> **Work required**
Transcribe the records in full, keeping every character as it is.

> **Supplied material**
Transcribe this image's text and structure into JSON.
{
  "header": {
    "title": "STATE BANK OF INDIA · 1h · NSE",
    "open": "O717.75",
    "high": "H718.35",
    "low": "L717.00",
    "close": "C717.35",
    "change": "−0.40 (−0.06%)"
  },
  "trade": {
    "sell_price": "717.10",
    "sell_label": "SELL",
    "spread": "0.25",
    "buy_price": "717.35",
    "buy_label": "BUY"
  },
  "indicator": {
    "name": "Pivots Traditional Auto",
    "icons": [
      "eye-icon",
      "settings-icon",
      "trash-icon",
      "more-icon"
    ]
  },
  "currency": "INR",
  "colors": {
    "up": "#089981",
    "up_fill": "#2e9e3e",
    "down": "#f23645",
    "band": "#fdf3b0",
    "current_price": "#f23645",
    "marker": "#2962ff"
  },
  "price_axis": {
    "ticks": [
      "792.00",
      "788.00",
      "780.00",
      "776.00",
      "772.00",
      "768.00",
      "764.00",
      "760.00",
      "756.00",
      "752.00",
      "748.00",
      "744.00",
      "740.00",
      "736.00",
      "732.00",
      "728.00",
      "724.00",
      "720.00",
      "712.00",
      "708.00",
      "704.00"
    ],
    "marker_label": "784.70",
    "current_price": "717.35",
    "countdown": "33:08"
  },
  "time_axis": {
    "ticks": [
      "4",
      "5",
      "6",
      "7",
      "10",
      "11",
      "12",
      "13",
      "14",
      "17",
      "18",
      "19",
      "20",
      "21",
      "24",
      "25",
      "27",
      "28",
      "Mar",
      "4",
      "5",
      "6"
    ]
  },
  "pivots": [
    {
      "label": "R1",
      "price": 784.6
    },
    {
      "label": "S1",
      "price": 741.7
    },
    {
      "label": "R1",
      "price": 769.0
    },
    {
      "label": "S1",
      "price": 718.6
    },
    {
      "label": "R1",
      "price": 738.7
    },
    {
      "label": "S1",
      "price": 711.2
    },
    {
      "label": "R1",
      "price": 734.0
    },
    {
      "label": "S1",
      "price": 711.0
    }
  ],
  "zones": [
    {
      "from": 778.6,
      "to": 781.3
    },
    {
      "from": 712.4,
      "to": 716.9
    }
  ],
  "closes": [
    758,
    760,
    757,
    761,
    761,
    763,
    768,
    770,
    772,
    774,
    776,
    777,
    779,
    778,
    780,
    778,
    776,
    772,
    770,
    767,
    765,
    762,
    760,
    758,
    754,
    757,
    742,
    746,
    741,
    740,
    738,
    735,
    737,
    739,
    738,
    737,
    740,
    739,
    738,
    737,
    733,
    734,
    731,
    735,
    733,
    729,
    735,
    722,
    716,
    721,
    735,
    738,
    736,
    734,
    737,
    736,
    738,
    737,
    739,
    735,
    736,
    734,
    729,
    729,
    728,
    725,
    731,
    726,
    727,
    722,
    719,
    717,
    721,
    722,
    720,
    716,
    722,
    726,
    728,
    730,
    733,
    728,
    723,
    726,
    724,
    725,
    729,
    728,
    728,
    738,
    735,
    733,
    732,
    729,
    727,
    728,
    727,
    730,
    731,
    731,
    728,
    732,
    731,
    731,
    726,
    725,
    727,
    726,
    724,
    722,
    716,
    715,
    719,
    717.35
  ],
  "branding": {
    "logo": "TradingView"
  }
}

> **Answer to this task**
Transcribe this image's text and structure into JSON.
{
  "header": {
    "title": "STATE BANK OF INDIA · 1h · NSE",
    "open": "O717.75",
    "high": "H718.35",
    "low": "L717.00",
    "close": "C717.35",
    "change": "−0.40 (−0.06%)"
  },
  "trade": {
    "sell_price": "717.10",
    "sell_label": "SELL",
    "spread": "0.25",
    "buy_price": "717.35",
    "buy_label": "BUY"
  },
  "indicator": {
    "name": "Pivots Traditional Auto",
    "icons": [
      "eye-icon",
      "settings-icon",
      "trash-icon",
      "more-icon"
    ]
  },
  "currency": "INR",
  "colors": {
    "up": "#089981",
    "up_fill": "#2e9e3e",
    "down": "#f23645",
    "band": "#fdf3b0",
    "current_price": "#f23645",
    "marker": "#2962ff"
  },
  "price_axis": {
    "ticks": [
      "792.00",
      "788.00",
      "780.00",
      "776.00",
      "772.00",
      "768.00",
      "764.00",
      "760.00",
      "756.00",
      "752.00",
      "748.00",
      "744.00",
      "740.00",
      "736.00",
      "732.00",
      "728.00",
      "724.00",
      "720.00",
      "712.00",
      "708.00",
      "704.00"
    ],
    "marker_label": "784.70",
    "current_price": "717.35",
    "countdown": "33:08"
  },
  "time_axis": {
    "ticks": [
      "4",
      "5",
      "6",
      "7",
      "10",
      "11",
      "12",
      "13",
      "14",
      "17",
      "18",
      "19",
      "20",
      "21",
      "24",
      "25",
      "27",
      "28",
      "Mar",
      "4",
      "5",
      "6"
    ]
  },
  "pivots": [
    {
      "label": "R1",
      "price": 784.6
    },
    {
      "label": "S1",
      "price": 741.7
    },
    {
      "label": "R1",
      "price": 769.0
    },
    {
      "label": "S1",
      "price": 718.6
    },
    {
      "label": "R1",
      "price": 738.7
    },
    {
      "label": "S1",
      "price": 711.2
    },
    {
      "label": "R1",
      "price": 734.0
    },
    {
      "label": "S1",
      "price": 711.0
    }
  ],
  "zones": [
    {
      "from": 778.6,
      "to": 781.3
    },
    {
      "from": 712.4,
      "to": 716.9
    }
  ],
  "closes": [
    758,
    760,
    757,
    761,
    761,
    763,
    768,
    770,
    772,
    774,
    776,
    777,
    779,
    778,
    780,
    778,
    776,
    772,
    770,
    767,
    765,
    762,
    760,
    758,
    754,
    757,
    742,
    746,
    741,
    740,
    738,
    735,
    737,
    739,
    738,
    737,
    740,
    739,
    738,
    737,
    733,
    734,
    731,
    735,
    733,
    729,
    735,
    722,
    716,
    721,
    735,
    738,
    736,
    734,
    737,
    736,
    738,
    737,
    739,
    735,
    736,
    734,
    729,
    729,
    728,
    725,
    731,
    726,
    727,
    722,
    719,
    717,
    721,
    722,
    720,
    716,
    722,
    726,
    728,
    730,
    733,
    728,
    723,
    726,
    724,
    725,
    729,
    728,
    728,
    738,
    735,
    733,
    732,
    729,
    727,
    728,
    727,
    730,
    731,
    731,
    728,
    732,
    731,
    731,
    726,
    725,
    727,
    726,
    724,
    722,
    716,
    715,
    719,
    717.35
  ],
  "branding": {
    "logo": "TradingView"
  }
}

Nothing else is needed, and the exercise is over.